Task to complete:
Return each line containing "הפסוק".

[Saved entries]

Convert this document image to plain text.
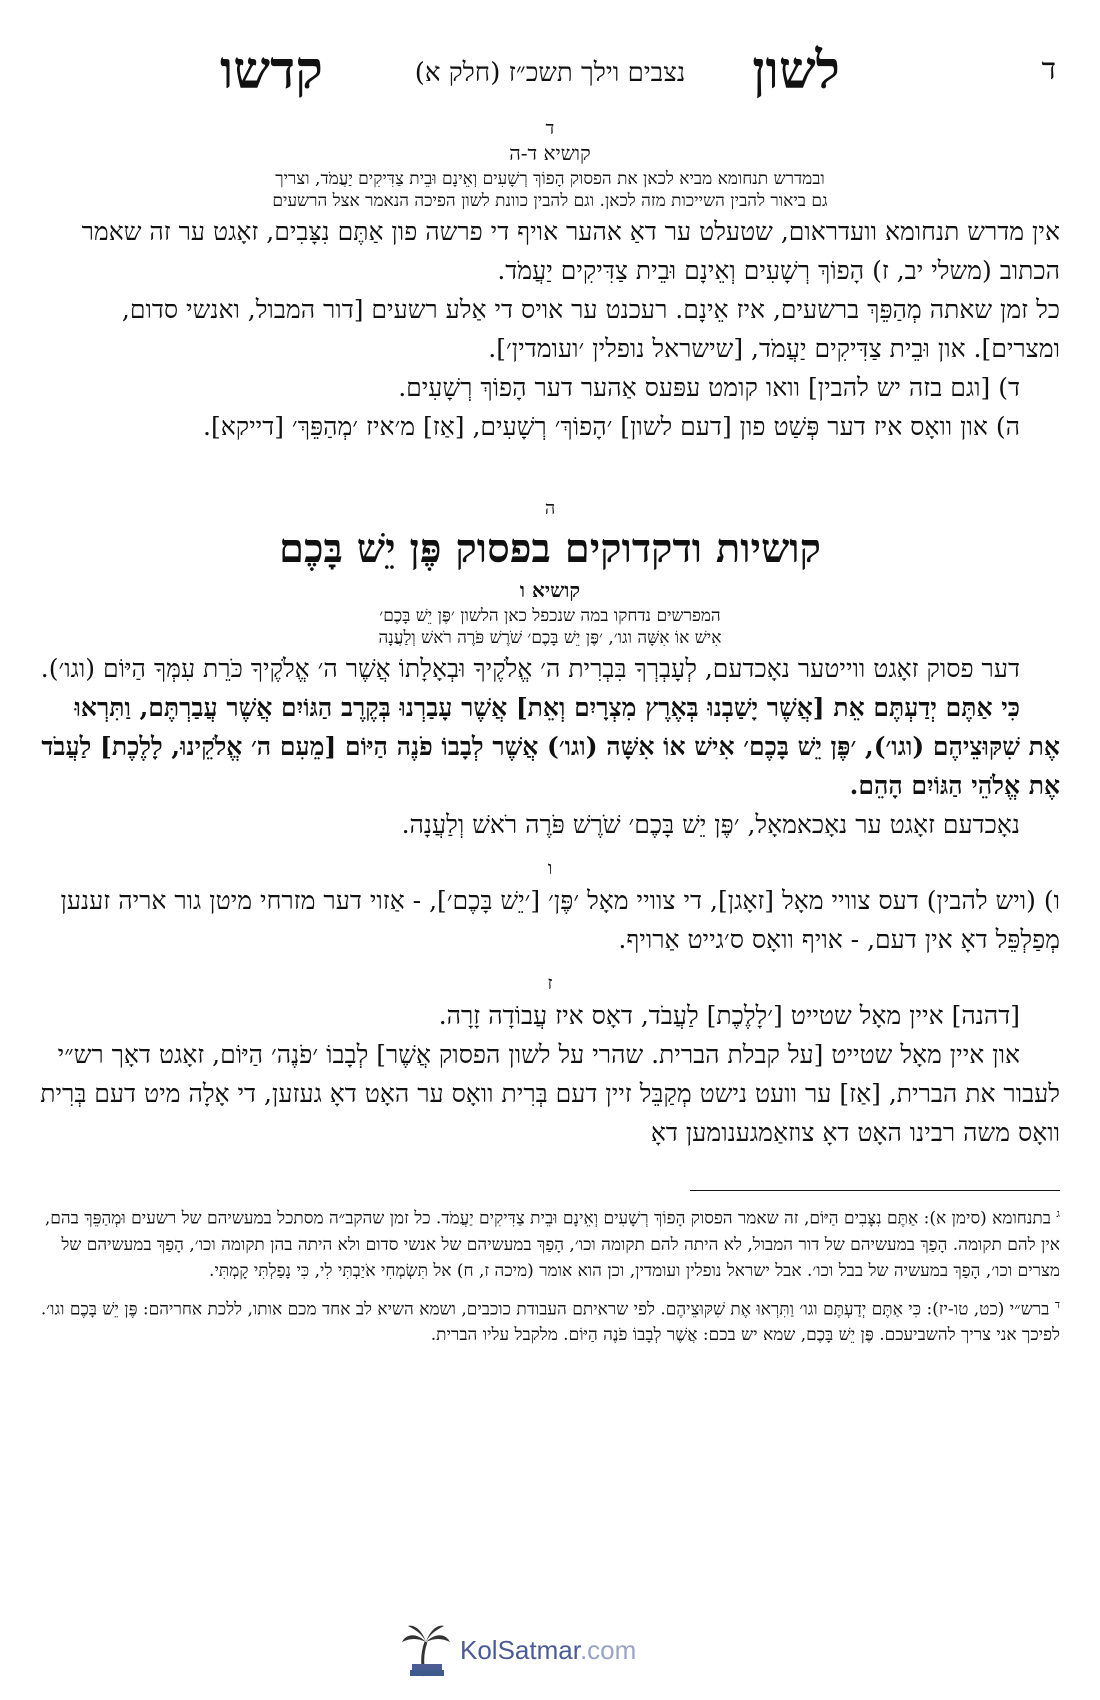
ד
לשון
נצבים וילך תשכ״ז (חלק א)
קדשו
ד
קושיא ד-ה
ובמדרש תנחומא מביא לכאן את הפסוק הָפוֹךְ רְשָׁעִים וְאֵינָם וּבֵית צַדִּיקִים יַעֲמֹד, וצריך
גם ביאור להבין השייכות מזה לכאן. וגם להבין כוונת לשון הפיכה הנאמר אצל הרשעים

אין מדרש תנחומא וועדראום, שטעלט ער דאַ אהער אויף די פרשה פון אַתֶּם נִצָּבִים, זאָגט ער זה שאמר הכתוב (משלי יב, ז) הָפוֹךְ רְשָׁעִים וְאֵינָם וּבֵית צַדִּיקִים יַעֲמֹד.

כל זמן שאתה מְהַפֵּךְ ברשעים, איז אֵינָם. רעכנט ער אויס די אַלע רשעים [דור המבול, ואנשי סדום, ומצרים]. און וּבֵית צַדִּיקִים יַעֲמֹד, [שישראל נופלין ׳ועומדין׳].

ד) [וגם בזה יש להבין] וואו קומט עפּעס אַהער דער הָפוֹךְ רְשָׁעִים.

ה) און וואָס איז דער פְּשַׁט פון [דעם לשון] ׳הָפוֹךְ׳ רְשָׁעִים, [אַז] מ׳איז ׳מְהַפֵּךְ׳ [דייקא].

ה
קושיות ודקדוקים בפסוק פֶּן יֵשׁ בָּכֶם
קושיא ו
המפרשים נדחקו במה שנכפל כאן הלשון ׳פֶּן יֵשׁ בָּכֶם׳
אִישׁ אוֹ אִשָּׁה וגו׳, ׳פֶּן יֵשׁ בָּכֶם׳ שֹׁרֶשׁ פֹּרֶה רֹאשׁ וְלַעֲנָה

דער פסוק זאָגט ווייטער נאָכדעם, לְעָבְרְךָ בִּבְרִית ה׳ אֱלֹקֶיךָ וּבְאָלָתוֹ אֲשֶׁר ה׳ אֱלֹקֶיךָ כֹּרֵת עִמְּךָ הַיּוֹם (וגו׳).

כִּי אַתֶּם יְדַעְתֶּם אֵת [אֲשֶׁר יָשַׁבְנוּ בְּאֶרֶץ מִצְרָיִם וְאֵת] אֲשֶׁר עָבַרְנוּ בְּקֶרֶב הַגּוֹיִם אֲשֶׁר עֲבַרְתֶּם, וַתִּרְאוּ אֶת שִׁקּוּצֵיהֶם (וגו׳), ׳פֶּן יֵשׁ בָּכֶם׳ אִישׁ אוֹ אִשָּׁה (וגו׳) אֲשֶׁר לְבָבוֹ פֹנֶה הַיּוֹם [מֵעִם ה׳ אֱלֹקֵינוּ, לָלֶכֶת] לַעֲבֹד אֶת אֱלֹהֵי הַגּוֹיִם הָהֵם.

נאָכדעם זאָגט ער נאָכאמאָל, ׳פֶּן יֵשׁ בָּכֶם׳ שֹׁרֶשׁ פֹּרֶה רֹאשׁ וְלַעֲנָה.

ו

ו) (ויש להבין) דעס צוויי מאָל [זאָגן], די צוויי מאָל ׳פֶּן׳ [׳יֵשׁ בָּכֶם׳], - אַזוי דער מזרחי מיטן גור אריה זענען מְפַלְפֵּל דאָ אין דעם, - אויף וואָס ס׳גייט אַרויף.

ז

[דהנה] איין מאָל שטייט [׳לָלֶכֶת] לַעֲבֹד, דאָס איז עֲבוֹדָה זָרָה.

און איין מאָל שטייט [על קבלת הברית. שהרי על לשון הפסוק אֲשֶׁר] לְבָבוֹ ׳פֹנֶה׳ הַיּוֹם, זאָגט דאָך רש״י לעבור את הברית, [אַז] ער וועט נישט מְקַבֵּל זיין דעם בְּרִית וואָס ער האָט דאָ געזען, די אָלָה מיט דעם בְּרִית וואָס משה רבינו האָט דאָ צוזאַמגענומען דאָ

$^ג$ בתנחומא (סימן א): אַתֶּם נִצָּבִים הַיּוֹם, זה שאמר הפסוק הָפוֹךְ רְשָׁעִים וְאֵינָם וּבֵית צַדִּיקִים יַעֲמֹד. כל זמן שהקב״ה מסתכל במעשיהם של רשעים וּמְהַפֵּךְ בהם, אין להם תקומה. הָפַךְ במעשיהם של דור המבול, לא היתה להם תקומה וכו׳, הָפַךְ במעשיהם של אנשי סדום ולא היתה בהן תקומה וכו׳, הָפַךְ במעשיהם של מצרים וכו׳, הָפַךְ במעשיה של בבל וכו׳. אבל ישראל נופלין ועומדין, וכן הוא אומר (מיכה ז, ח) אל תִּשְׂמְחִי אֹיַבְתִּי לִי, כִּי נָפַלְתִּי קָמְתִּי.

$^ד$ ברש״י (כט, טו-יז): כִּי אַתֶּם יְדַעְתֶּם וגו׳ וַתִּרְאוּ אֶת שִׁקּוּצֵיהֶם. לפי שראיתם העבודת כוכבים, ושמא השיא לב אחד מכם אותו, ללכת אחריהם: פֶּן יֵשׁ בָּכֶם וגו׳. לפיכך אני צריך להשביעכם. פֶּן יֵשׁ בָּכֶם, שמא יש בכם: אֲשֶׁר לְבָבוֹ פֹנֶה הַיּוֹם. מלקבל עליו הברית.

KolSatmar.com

* * *

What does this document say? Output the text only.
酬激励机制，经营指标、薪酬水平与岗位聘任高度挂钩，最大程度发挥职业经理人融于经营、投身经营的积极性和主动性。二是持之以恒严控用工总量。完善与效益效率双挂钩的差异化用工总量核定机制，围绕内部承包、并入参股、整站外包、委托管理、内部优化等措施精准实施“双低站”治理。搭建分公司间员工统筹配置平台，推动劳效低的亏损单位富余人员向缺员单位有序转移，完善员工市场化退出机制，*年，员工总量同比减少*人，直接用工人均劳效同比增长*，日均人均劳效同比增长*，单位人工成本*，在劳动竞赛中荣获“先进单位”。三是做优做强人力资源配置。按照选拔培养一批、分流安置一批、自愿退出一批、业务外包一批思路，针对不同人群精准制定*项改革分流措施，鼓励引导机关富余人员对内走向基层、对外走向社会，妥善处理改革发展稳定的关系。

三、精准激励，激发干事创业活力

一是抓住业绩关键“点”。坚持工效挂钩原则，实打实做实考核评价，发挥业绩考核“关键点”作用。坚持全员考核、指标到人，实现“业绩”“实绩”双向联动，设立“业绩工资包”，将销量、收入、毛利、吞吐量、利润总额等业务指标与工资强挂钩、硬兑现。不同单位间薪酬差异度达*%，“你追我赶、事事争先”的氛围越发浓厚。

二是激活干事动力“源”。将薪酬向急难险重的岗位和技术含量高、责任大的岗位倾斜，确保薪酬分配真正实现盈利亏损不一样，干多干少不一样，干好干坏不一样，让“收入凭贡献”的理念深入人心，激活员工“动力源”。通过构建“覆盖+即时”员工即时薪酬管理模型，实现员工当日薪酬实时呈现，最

Output:
ובמדרש תנחומא מביא לכאן את הפסוק הָפוֹךְ רְשָׁעִים וְאֵינָם וּבֵית צַדִּיקִים יַעֲמֹד, וצריך
און איין מאָל שטייט [על קבלת הברית. שהרי על לשון הפסוק אֲשֶׁר] לְבָבוֹ ׳פֹנֶה׳ הַיּוֹם, זאָגט דאָך רש״י לעבור את הברית, [אַז] ער וועט נישט מְקַבֵּל זיין דעם בְּרִית וואָס ער האָט דאָ געזען, די אָלָה מיט דעם בְּרִית וואָס משה רבינו האָט דאָ צוזאַמגענומען דאָ
$^ג$ בתנחומא (סימן א): אַתֶּם נִצָּבִים הַיּוֹם, זה שאמר הפסוק הָפוֹךְ רְשָׁעִים וְאֵינָם וּבֵית צַדִּיקִים יַעֲמֹד. כל זמן שהקב״ה מסתכל במעשיהם של רשעים וּמְהַפֵּךְ בהם, אין להם תקומה. הָפַךְ במעשיהם של דור המבול, לא היתה להם תקומה וכו׳, הָפַךְ במעשיהם של אנשי סדום ולא היתה בהן תקומה וכו׳, הָפַךְ במעשיהם של מצרים וכו׳, הָפַךְ במעשיה של בבל וכו׳. אבל ישראל נופלין ועומדין, וכן הוא אומר (מיכה ז, ח) אל תִּשְׂמְחִי אֹיַבְתִּי לִי, כִּי נָפַלְתִּי קָמְתִּי.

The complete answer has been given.